**What is expected**
Examine the material below. Gather every line in which the string "JSON" appears.

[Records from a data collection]

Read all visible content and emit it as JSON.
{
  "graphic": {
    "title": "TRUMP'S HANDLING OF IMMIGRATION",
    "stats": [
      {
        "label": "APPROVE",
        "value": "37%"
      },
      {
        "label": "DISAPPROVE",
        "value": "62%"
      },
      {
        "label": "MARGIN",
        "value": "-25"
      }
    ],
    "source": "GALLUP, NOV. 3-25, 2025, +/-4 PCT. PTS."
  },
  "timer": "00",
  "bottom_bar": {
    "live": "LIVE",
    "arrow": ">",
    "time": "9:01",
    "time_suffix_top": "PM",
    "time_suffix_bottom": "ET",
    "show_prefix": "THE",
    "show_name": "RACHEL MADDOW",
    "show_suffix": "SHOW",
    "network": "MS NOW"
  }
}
* * *
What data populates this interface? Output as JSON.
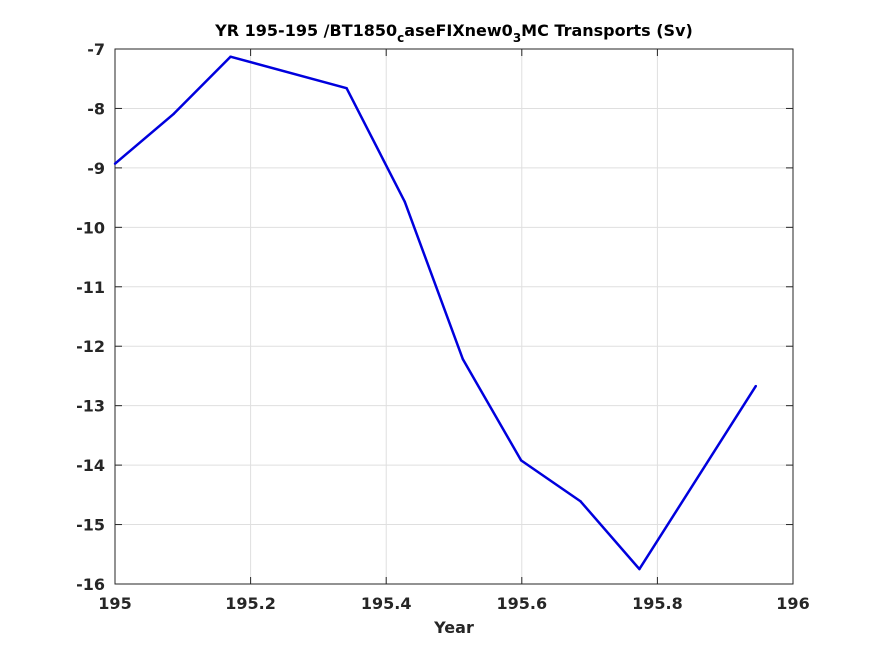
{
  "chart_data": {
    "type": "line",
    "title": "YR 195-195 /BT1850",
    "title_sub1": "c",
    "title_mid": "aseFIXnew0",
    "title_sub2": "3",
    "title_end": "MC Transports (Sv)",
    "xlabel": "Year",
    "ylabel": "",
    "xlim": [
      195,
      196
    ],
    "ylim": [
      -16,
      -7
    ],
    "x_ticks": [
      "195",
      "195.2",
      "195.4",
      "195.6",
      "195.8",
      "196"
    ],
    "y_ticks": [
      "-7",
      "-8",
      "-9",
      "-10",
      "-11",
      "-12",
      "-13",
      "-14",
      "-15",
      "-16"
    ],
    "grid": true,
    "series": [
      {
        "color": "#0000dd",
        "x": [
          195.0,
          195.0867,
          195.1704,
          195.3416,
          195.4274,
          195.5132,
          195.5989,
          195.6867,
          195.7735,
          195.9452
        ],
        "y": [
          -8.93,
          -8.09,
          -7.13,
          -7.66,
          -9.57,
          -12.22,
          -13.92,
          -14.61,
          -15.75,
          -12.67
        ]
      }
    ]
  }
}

**Completed exercise**
Read all visible content and emit it as JSON.
What data populates this interface? Output as JSON.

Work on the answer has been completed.